TASK DESCRIPTION: Read through the entries below and return each line with the word "object".

MATERIAL FOR THIS EXERCISE:
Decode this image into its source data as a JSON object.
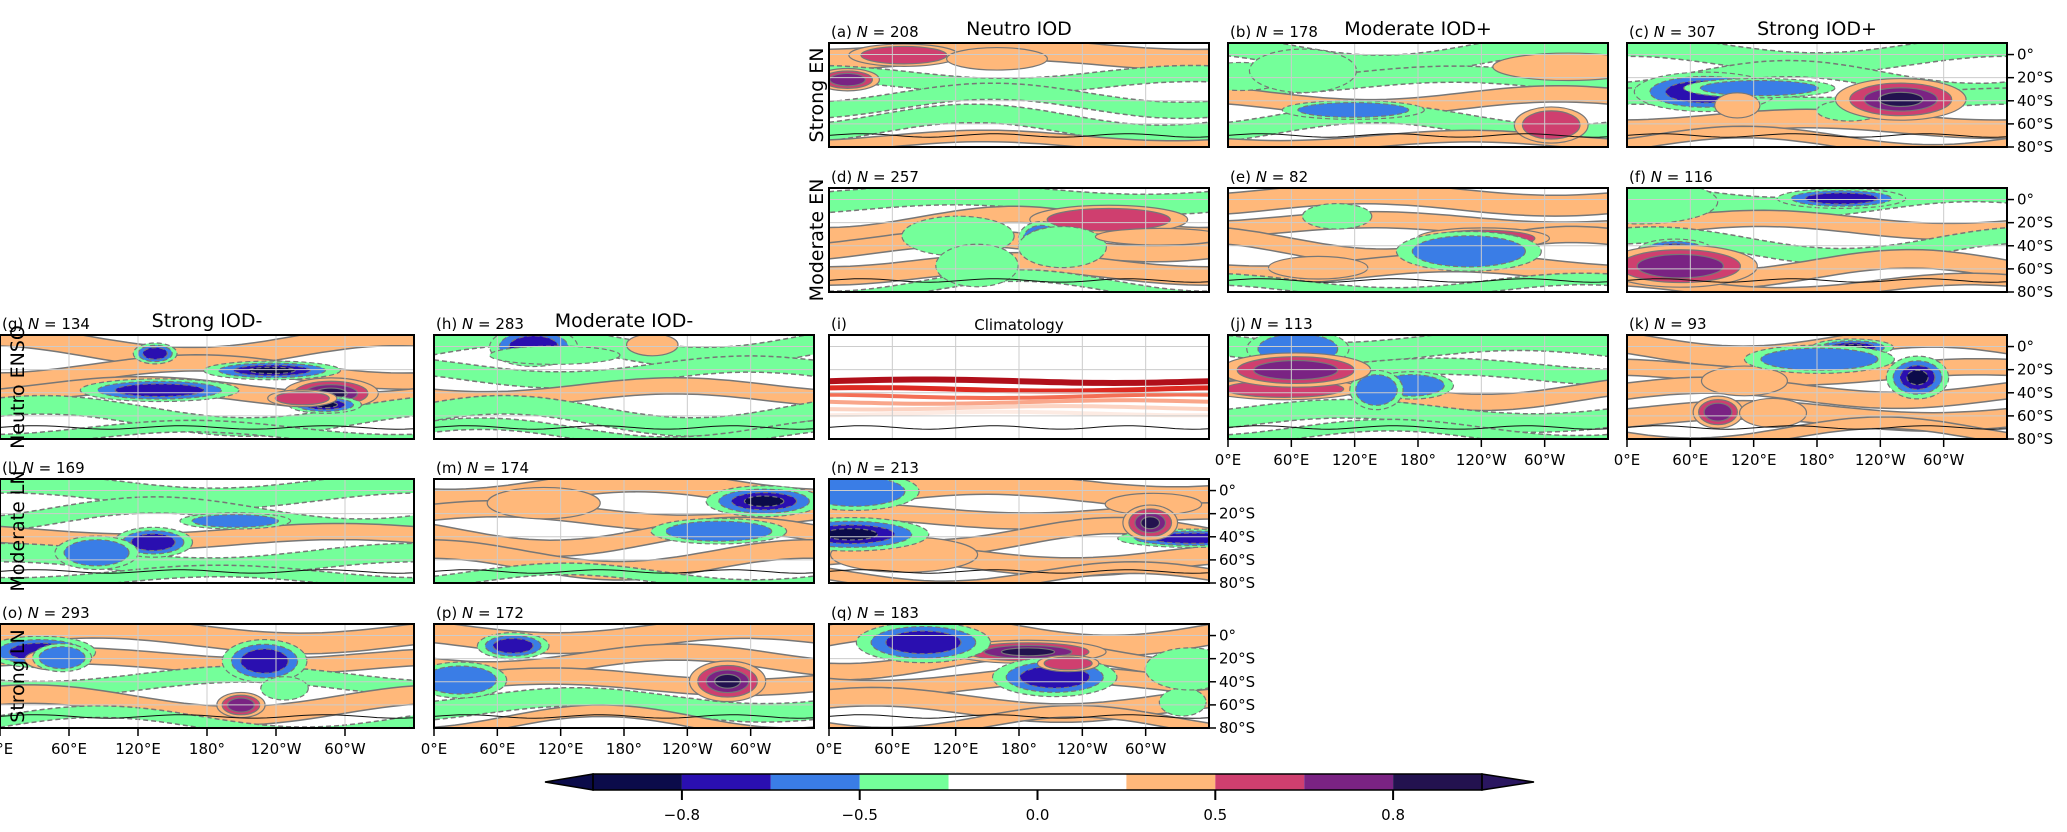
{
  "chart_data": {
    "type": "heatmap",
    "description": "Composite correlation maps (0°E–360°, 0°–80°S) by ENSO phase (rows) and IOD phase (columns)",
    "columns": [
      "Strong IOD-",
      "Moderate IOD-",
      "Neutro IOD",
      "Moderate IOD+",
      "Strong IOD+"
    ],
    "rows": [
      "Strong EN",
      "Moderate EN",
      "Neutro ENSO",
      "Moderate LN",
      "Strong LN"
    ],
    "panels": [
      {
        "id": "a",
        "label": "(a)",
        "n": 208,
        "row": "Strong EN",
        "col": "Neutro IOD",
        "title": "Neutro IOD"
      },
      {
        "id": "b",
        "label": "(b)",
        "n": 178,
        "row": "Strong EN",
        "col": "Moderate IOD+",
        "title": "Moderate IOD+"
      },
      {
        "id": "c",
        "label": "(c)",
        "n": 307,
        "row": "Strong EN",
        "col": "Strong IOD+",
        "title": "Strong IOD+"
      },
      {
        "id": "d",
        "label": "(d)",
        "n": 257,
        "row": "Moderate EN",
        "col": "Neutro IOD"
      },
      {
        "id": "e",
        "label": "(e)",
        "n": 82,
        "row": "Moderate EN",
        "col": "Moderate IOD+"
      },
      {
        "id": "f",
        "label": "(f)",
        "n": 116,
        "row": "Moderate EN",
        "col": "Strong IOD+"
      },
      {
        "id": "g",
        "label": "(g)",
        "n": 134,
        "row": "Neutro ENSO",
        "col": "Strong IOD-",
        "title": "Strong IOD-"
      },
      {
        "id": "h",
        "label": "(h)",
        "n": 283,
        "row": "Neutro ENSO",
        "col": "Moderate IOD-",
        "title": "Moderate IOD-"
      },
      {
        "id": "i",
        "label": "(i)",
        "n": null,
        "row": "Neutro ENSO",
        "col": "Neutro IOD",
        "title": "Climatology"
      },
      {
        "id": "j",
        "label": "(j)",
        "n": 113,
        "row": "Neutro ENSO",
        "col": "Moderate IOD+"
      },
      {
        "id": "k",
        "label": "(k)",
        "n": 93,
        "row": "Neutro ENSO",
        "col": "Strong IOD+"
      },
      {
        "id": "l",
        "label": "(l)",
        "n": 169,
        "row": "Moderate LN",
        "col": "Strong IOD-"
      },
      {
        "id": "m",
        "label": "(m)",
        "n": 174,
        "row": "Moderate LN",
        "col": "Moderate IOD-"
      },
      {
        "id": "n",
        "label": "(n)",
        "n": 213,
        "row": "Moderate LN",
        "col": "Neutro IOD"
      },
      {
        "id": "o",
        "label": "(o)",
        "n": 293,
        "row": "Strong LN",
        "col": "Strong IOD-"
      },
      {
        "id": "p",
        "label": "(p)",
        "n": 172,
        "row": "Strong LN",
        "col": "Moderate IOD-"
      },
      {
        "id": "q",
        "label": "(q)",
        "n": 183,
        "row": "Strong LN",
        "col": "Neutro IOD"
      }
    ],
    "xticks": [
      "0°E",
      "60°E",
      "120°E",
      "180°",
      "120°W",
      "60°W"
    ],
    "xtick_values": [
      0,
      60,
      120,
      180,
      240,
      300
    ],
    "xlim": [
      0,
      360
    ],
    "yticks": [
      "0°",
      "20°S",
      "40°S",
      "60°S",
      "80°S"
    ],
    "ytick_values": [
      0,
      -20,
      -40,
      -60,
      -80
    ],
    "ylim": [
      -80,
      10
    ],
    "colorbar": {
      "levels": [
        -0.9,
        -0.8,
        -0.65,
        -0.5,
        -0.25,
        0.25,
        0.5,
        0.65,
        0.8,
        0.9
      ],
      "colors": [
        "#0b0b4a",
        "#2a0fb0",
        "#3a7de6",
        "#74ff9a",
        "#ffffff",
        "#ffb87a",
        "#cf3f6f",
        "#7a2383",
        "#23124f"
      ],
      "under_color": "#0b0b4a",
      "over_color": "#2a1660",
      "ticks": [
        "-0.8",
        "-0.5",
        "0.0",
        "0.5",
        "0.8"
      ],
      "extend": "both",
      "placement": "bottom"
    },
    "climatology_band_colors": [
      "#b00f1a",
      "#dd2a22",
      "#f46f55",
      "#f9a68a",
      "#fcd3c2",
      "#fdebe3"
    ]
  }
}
* * *
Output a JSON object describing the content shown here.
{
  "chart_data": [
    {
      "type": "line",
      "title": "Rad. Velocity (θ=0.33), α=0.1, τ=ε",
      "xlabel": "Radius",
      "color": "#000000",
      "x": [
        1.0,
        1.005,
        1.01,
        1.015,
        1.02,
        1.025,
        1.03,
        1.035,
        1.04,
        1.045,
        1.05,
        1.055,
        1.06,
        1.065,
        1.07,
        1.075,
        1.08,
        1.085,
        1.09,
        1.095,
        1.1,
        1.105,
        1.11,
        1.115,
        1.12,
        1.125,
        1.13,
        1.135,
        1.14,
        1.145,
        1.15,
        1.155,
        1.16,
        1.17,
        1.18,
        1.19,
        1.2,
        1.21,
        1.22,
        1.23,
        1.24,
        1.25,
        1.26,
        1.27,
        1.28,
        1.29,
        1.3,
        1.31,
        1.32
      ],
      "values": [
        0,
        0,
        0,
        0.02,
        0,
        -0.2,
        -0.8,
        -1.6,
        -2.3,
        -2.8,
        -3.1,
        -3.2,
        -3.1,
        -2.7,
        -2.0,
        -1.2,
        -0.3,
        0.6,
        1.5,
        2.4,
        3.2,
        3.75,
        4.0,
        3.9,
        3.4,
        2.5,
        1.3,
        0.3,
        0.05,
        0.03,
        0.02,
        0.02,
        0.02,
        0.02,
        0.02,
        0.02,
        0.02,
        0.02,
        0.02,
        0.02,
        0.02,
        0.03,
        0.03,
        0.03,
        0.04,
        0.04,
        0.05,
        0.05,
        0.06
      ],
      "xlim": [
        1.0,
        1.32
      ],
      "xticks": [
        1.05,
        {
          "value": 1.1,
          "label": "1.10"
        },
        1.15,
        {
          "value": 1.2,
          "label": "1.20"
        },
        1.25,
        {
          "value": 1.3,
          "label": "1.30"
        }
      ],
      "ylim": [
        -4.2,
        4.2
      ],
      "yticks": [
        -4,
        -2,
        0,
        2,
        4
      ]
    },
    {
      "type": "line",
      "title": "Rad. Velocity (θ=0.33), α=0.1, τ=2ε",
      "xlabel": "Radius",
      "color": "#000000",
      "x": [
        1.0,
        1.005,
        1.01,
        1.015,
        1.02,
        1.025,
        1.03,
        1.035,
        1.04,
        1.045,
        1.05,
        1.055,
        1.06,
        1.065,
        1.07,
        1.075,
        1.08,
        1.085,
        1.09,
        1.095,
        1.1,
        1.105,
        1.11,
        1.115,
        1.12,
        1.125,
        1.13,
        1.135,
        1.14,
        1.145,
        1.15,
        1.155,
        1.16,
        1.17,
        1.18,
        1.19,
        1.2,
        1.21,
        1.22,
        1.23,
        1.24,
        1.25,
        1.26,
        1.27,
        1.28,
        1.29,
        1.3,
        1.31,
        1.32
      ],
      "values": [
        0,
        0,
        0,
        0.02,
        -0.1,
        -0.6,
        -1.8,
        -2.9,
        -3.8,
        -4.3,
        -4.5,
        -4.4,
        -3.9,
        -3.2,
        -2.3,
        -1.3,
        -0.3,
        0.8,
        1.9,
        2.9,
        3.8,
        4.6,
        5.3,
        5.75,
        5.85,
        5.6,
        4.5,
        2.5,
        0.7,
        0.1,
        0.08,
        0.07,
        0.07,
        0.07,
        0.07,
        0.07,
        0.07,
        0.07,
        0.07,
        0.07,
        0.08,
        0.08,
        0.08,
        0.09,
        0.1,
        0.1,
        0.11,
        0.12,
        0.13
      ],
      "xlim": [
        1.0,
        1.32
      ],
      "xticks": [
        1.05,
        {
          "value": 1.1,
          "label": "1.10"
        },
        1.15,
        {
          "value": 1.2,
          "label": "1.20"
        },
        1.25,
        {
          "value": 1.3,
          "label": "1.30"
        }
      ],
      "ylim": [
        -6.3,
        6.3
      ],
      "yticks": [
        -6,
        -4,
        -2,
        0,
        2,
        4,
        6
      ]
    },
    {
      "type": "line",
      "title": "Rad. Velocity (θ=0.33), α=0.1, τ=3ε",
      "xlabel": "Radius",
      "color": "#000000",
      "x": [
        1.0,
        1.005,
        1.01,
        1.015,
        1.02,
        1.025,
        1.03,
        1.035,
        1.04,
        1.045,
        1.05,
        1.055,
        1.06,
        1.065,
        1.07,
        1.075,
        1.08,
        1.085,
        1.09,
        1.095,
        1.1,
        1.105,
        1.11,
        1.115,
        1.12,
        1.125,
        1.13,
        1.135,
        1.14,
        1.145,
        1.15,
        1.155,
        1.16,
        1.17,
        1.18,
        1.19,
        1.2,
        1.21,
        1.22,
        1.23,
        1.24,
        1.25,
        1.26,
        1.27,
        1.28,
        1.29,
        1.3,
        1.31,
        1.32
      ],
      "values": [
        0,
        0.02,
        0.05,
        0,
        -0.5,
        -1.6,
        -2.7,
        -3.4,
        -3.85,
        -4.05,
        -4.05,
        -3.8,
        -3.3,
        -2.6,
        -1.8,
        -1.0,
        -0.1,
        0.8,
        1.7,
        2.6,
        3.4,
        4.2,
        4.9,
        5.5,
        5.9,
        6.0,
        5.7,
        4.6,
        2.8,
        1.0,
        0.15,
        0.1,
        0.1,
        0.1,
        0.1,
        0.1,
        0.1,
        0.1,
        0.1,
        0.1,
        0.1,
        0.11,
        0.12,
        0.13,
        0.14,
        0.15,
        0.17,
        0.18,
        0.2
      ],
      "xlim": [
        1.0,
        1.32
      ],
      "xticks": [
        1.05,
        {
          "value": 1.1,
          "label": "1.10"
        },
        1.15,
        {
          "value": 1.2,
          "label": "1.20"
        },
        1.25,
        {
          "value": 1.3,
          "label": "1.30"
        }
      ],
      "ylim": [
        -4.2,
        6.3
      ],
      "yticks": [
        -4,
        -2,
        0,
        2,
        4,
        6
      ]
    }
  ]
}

RESPONSE TO THE EXERCISE:
Decode this image into its source data as a JSON object.
Output a JSON object describing the content shown here.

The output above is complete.